• **Aim of the task**
Only the lines holding the string "this" are needed. Copy each one.

Dataset records:
------------------------------------------------------------

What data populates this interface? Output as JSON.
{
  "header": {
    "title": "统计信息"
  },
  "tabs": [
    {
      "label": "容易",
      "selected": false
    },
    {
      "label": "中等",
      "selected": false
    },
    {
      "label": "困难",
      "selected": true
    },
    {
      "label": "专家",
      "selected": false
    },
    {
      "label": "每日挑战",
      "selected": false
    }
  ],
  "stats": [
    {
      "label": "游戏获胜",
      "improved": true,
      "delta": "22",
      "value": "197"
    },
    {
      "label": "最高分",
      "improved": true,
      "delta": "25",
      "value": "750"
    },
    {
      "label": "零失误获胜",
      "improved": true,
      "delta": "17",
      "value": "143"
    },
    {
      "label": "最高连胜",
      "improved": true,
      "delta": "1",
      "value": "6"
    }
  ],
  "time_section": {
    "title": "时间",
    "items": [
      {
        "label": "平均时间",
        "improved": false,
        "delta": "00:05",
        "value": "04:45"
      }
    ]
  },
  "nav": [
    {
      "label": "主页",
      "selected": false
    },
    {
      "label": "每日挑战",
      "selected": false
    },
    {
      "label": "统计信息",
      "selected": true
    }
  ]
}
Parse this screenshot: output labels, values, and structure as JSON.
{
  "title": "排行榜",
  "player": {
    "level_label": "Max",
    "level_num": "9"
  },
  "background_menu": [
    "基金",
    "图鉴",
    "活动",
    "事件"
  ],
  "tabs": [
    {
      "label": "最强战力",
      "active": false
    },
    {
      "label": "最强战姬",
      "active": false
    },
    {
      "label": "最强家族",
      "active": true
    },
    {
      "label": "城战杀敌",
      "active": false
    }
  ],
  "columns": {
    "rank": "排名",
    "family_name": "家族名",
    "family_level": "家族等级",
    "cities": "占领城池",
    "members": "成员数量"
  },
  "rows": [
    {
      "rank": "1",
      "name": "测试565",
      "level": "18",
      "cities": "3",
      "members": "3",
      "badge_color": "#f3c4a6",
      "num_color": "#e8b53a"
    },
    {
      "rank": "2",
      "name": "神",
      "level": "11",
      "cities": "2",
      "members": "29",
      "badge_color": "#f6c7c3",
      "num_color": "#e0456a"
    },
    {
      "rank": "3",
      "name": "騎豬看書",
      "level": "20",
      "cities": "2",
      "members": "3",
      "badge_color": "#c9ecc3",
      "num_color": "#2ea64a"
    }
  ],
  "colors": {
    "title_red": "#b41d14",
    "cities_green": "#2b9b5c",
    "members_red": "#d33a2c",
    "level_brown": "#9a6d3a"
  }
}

------------------------------------------------------------

• **Full solution**
What data populates this interface? Output as JSON.
Parse this screenshot: output labels, values, and structure as JSON.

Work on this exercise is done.